[start DATA FOR PROCESSING]

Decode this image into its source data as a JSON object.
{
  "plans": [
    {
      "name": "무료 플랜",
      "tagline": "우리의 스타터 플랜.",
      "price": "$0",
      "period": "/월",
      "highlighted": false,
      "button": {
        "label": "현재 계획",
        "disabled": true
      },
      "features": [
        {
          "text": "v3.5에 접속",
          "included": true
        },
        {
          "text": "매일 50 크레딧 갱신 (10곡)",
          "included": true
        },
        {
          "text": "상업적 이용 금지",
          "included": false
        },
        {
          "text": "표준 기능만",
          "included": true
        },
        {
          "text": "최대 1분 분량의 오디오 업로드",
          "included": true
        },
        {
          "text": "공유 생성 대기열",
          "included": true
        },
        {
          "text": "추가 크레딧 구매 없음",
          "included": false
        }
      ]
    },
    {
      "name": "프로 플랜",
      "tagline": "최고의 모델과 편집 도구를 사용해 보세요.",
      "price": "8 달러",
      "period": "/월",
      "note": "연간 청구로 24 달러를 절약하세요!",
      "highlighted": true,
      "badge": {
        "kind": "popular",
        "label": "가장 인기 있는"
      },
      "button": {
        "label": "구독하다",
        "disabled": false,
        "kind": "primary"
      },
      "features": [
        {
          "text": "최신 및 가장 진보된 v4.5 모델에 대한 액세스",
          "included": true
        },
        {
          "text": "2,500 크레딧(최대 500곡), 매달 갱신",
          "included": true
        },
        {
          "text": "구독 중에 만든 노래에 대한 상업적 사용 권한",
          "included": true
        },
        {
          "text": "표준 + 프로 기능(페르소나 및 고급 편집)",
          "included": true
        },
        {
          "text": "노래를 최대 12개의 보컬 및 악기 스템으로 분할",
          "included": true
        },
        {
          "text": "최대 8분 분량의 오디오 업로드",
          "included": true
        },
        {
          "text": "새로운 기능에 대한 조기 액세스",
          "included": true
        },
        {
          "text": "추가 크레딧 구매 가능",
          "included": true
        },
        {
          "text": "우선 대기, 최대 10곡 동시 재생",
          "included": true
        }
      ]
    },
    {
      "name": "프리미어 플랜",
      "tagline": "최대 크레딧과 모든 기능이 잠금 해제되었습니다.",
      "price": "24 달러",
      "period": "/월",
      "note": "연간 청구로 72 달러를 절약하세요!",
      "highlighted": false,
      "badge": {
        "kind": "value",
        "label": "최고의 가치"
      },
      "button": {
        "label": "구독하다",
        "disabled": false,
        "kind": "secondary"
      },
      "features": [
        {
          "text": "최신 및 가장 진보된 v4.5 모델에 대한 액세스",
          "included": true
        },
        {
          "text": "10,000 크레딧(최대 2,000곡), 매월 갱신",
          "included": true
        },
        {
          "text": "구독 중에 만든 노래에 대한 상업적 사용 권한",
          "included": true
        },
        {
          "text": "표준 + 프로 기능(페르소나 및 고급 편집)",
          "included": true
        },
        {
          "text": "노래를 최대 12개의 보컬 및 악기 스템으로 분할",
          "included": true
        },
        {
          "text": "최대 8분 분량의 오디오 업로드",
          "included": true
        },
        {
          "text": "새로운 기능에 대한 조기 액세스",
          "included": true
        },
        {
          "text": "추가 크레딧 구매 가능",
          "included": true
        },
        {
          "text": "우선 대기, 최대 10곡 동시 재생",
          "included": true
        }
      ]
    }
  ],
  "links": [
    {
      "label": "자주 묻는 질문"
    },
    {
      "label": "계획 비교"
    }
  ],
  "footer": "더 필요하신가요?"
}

[end DATA FOR PROCESSING]

STATED GOAL: Every line of the data above should be copied exactly.

RESPONSE:
Decode this image into its source data as a JSON object.
{
  "plans": [
    {
      "name": "무료 플랜",
      "tagline": "우리의 스타터 플랜.",
      "price": "$0",
      "period": "/월",
      "highlighted": false,
      "button": {
        "label": "현재 계획",
        "disabled": true
      },
      "features": [
        {
          "text": "v3.5에 접속",
          "included": true
        },
        {
          "text": "매일 50 크레딧 갱신 (10곡)",
          "included": true
        },
        {
          "text": "상업적 이용 금지",
          "included": false
        },
        {
          "text": "표준 기능만",
          "included": true
        },
        {
          "text": "최대 1분 분량의 오디오 업로드",
          "included": true
        },
        {
          "text": "공유 생성 대기열",
          "included": true
        },
        {
          "text": "추가 크레딧 구매 없음",
          "included": false
        }
      ]
    },
    {
      "name": "프로 플랜",
      "tagline": "최고의 모델과 편집 도구를 사용해 보세요.",
      "price": "8 달러",
      "period": "/월",
      "note": "연간 청구로 24 달러를 절약하세요!",
      "highlighted": true,
      "badge": {
        "kind": "popular",
        "label": "가장 인기 있는"
      },
      "button": {
        "label": "구독하다",
        "disabled": false,
        "kind": "primary"
      },
      "features": [
        {
          "text": "최신 및 가장 진보된 v4.5 모델에 대한 액세스",
          "included": true
        },
        {
          "text": "2,500 크레딧(최대 500곡), 매달 갱신",
          "included": true
        },
        {
          "text": "구독 중에 만든 노래에 대한 상업적 사용 권한",
          "included": true
        },
        {
          "text": "표준 + 프로 기능(페르소나 및 고급 편집)",
          "included": true
        },
        {
          "text": "노래를 최대 12개의 보컬 및 악기 스템으로 분할",
          "included": true
        },
        {
          "text": "최대 8분 분량의 오디오 업로드",
          "included": true
        },
        {
          "text": "새로운 기능에 대한 조기 액세스",
          "included": true
        },
        {
          "text": "추가 크레딧 구매 가능",
          "included": true
        },
        {
          "text": "우선 대기, 최대 10곡 동시 재생",
          "included": true
        }
      ]
    },
    {
      "name": "프리미어 플랜",
      "tagline": "최대 크레딧과 모든 기능이 잠금 해제되었습니다.",
      "price": "24 달러",
      "period": "/월",
      "note": "연간 청구로 72 달러를 절약하세요!",
      "highlighted": false,
      "badge": {
        "kind": "value",
        "label": "최고의 가치"
      },
      "button": {
        "label": "구독하다",
        "disabled": false,
        "kind": "secondary"
      },
      "features": [
        {
          "text": "최신 및 가장 진보된 v4.5 모델에 대한 액세스",
          "included": true
        },
        {
          "text": "10,000 크레딧(최대 2,000곡), 매월 갱신",
          "included": true
        },
        {
          "text": "구독 중에 만든 노래에 대한 상업적 사용 권한",
          "included": true
        },
        {
          "text": "표준 + 프로 기능(페르소나 및 고급 편집)",
          "included": true
        },
        {
          "text": "노래를 최대 12개의 보컬 및 악기 스템으로 분할",
          "included": true
        },
        {
          "text": "최대 8분 분량의 오디오 업로드",
          "included": true
        },
        {
          "text": "새로운 기능에 대한 조기 액세스",
          "included": true
        },
        {
          "text": "추가 크레딧 구매 가능",
          "included": true
        },
        {
          "text": "우선 대기, 최대 10곡 동시 재생",
          "included": true
        }
      ]
    }
  ],
  "links": [
    {
      "label": "자주 묻는 질문"
    },
    {
      "label": "계획 비교"
    }
  ],
  "footer": "더 필요하신가요?"
}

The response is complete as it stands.